--- Start of Data for this exercise ---

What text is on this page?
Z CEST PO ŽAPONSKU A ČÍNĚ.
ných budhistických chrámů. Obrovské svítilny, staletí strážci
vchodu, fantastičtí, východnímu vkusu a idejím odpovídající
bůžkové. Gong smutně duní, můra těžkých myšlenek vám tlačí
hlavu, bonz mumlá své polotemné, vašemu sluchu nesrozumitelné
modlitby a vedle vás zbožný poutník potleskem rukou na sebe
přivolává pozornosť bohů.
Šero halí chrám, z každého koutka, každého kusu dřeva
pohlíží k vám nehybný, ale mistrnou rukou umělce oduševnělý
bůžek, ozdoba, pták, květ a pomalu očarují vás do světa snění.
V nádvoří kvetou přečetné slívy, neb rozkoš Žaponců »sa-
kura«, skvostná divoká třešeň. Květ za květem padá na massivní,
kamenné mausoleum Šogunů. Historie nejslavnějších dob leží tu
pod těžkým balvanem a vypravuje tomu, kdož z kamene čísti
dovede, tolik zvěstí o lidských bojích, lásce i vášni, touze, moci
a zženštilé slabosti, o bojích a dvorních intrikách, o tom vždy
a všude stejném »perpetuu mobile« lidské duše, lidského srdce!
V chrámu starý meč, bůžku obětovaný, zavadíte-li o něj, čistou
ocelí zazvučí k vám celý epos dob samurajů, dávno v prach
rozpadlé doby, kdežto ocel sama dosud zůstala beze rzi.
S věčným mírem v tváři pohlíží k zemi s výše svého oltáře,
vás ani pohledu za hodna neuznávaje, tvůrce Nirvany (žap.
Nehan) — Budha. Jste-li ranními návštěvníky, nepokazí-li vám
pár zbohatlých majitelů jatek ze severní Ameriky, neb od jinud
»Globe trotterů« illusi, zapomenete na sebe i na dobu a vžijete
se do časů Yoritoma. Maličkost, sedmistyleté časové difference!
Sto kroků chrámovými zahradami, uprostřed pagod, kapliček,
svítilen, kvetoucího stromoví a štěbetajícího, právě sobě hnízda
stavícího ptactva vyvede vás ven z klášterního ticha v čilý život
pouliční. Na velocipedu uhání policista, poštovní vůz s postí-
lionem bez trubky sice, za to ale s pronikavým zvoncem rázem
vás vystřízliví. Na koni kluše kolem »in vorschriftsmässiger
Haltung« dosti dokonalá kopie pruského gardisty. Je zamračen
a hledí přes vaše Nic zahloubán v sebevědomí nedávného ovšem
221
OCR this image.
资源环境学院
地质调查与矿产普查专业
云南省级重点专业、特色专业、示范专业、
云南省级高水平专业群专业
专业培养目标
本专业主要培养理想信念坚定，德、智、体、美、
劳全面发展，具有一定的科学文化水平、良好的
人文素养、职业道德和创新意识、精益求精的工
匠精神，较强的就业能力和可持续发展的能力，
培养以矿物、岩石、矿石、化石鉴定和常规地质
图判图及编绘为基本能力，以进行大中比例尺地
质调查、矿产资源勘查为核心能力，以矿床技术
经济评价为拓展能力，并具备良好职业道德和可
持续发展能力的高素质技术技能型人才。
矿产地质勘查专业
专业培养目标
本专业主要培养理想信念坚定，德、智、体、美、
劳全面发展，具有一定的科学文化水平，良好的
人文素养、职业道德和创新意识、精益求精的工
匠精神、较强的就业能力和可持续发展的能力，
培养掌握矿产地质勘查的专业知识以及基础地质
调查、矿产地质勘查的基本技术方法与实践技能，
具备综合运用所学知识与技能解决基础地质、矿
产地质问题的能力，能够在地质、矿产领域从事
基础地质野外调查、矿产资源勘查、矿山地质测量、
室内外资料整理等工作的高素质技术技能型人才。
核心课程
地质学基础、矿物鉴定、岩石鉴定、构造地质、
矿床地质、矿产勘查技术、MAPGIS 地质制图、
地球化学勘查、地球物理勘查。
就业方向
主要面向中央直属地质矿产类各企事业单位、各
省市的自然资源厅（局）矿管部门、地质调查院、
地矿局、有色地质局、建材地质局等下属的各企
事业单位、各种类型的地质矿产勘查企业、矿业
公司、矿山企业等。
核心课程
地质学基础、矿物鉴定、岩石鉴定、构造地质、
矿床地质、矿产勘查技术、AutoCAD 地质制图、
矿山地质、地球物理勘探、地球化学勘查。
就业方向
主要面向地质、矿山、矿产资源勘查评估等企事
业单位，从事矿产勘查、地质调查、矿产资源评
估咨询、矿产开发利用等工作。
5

--- End of Data for this exercise ---

Written request - Set out every line from the material that contains the string "rukou".

Worked answer -
modlitby a vedle vás zbožný poutník potleskem rukou na sebe
pohlíží k vám nehybný, ale mistrnou rukou umělce oduševnělý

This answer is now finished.